# Items
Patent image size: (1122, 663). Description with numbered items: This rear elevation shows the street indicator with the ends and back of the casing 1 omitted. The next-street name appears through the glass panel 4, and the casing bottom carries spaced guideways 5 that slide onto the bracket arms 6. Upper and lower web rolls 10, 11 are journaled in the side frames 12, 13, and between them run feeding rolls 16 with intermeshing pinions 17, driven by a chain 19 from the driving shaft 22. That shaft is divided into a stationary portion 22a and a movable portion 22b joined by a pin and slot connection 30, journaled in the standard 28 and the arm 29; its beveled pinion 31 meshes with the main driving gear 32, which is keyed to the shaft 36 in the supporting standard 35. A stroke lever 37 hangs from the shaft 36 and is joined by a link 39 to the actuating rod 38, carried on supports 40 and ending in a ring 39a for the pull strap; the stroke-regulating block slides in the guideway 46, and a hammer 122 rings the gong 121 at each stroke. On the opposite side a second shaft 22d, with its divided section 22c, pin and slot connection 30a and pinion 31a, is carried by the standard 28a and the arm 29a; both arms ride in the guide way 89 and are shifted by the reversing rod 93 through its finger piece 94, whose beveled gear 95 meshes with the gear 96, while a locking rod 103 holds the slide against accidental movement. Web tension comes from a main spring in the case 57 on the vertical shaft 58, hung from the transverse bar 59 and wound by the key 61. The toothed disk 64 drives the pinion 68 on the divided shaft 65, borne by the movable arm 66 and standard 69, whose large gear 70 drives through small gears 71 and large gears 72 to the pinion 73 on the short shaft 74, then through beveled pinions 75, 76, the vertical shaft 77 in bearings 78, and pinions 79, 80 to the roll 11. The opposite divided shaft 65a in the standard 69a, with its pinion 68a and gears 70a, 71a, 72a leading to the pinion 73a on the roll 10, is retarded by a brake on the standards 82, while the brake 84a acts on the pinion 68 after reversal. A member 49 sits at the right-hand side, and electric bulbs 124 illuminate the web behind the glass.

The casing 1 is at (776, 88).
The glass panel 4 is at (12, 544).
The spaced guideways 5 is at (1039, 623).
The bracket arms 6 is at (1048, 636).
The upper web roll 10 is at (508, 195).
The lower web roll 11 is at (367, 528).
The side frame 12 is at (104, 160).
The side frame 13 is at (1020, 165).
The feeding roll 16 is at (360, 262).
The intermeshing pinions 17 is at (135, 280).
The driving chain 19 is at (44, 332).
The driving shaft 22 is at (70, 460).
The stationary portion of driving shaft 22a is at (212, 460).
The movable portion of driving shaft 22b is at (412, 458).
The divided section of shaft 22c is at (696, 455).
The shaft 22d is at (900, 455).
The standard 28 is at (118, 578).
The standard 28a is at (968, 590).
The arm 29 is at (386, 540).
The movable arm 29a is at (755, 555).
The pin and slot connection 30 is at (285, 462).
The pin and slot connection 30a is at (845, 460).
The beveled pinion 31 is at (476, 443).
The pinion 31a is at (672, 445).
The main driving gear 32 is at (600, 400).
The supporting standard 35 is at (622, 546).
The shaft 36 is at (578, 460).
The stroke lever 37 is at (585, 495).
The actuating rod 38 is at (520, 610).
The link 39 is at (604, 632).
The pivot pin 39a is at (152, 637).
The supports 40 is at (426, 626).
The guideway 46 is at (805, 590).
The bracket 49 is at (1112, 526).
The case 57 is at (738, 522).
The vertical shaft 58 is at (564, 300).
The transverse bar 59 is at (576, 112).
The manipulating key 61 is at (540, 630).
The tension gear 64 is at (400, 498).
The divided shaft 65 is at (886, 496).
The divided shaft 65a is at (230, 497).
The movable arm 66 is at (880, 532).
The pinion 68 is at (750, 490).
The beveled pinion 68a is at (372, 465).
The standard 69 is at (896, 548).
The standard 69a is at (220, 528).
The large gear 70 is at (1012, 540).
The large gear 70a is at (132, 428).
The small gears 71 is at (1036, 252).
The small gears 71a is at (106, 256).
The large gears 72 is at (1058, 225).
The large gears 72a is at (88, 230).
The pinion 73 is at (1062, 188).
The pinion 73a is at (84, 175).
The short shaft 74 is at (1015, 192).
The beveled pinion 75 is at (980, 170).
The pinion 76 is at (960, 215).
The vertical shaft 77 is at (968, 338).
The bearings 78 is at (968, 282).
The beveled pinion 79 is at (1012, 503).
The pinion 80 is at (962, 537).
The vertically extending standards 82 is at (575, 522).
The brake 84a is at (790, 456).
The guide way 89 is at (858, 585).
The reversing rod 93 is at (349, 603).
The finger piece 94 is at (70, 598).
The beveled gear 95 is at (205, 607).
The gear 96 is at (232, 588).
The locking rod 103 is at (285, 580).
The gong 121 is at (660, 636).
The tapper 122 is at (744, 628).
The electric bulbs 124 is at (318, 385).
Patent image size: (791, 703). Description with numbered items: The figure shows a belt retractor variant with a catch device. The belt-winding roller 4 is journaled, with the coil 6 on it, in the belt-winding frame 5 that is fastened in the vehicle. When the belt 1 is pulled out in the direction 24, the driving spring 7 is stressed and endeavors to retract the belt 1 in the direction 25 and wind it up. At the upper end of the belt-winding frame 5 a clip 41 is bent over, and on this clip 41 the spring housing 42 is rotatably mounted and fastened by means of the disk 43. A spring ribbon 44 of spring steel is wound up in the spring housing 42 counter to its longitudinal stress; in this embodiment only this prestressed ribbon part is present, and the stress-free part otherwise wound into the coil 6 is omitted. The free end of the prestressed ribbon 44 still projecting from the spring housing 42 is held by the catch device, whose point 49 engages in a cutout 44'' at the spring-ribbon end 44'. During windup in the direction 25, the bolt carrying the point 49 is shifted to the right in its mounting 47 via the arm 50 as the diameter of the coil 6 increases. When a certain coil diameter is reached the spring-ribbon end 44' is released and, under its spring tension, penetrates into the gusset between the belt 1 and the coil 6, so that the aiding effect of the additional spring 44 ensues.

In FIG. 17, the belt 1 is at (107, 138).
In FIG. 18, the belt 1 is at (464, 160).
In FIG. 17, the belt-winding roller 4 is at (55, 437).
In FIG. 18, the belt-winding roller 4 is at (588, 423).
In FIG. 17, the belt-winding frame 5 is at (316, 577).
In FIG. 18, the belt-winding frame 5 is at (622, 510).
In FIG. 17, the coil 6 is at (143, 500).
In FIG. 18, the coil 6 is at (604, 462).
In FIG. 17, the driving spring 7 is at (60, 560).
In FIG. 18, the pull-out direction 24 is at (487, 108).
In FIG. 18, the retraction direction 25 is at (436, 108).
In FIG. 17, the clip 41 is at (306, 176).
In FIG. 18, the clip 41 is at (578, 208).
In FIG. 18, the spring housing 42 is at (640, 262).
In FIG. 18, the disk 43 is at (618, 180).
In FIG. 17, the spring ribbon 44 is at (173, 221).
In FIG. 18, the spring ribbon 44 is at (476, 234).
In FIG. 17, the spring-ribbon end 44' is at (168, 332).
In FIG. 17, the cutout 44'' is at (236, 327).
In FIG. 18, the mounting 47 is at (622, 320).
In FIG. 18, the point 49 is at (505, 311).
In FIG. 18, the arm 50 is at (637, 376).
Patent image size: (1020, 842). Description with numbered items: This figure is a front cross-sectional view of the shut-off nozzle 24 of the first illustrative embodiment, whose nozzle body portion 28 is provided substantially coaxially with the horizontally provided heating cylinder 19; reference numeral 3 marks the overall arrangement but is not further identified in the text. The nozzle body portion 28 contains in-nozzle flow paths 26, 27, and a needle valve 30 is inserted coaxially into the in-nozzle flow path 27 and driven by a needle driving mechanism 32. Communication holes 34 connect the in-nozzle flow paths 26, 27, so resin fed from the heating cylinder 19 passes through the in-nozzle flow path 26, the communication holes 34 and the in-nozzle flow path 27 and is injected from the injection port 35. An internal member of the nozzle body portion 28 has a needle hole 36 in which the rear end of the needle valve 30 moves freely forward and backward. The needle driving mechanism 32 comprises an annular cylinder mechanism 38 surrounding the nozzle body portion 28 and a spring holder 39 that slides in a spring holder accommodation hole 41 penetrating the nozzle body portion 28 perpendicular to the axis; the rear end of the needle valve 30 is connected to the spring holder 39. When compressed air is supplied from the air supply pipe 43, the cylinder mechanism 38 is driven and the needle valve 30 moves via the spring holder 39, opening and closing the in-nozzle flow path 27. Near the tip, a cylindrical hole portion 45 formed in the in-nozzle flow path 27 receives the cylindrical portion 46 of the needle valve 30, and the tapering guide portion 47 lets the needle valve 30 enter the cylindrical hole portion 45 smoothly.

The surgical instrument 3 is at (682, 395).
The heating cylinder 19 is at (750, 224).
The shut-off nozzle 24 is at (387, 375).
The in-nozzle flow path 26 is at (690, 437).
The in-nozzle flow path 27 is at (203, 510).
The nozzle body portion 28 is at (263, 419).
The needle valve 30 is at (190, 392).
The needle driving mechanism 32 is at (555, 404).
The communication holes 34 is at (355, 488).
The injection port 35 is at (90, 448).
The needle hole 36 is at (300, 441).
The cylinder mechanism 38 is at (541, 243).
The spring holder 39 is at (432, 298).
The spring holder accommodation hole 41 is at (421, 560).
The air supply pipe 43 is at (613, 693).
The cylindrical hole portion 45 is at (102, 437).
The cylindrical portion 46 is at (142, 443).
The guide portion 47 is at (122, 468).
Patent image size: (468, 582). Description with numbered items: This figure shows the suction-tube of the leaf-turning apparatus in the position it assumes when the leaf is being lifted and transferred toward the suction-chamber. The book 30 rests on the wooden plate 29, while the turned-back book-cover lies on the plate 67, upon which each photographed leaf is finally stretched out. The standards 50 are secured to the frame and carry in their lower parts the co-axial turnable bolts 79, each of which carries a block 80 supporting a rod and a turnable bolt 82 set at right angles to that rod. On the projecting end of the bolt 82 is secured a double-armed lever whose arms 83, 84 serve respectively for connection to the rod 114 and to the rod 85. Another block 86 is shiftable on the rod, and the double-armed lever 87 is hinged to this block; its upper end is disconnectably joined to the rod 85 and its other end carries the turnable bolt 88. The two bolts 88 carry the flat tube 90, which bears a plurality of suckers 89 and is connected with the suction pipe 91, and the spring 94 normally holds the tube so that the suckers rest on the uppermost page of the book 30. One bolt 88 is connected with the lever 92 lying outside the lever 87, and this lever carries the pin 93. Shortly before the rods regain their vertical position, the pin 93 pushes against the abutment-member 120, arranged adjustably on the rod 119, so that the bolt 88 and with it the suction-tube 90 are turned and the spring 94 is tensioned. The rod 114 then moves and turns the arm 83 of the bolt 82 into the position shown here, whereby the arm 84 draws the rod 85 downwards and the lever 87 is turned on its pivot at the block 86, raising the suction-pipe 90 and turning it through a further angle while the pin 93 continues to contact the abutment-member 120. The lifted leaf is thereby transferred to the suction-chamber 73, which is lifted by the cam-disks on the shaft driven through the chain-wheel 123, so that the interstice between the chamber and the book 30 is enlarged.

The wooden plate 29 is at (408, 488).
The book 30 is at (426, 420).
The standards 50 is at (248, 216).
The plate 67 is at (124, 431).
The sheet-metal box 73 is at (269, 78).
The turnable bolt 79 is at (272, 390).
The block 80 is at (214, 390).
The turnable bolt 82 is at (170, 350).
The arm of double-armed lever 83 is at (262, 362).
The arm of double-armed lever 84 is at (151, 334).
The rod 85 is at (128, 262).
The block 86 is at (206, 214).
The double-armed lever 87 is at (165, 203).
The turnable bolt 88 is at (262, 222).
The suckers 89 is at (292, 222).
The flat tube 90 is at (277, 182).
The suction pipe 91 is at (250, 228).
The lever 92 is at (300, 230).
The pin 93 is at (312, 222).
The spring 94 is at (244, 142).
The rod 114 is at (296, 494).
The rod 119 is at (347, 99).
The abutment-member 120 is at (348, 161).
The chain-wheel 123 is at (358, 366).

# Work to complete
Substitute "exemplary" for "illustrative" in the records, starting with the line that contains "Patent image size: (1020, 842)." and going on through the line that contains "The in-nozzle flow path 27 is at (203, 510).". Write out only those lines, leaving everything else in them unchanged.

# Final answer
Patent image size: (1020, 842). Description with numbered items: This figure is a front cross-sectional view of the shut-off nozzle 24 of the first exemplary embodiment, whose nozzle body portion 28 is provided substantially coaxially with the horizontally provided heating cylinder 19; reference numeral 3 marks the overall arrangement but is not further identified in the text. The nozzle body portion 28 contains in-nozzle flow paths 26, 27, and a needle valve 30 is inserted coaxially into the in-nozzle flow path 27 and driven by a needle driving mechanism 32. Communication holes 34 connect the in-nozzle flow paths 26, 27, so resin fed from the heating cylinder 19 passes through the in-nozzle flow path 26, the communication holes 34 and the in-nozzle flow path 27 and is injected from the injection port 35. An internal member of the nozzle body portion 28 has a needle hole 36 in which the rear end of the needle valve 30 moves freely forward and backward. The needle driving mechanism 32 comprises an annular cylinder mechanism 38 surrounding the nozzle body portion 28 and a spring holder 39 that slides in a spring holder accommodation hole 41 penetrating the nozzle body portion 28 perpendicular to the axis; the rear end of the needle valve 30 is connected to the spring holder 39. When compressed air is supplied from the air supply pipe 43, the cylinder mechanism 38 is driven and the needle valve 30 moves via the spring holder 39, opening and closing the in-nozzle flow path 27. Near the tip, a cylindrical hole portion 45 formed in the in-nozzle flow path 27 receives the cylindrical portion 46 of the needle valve 30, and the tapering guide portion 47 lets the needle valve 30 enter the cylindrical hole portion 45 smoothly.

The surgical instrument 3 is at (682, 395).
The heating cylinder 19 is at (750, 224).
The shut-off nozzle 24 is at (387, 375).
The in-nozzle flow path 26 is at (690, 437).
The in-nozzle flow path 27 is at (203, 510).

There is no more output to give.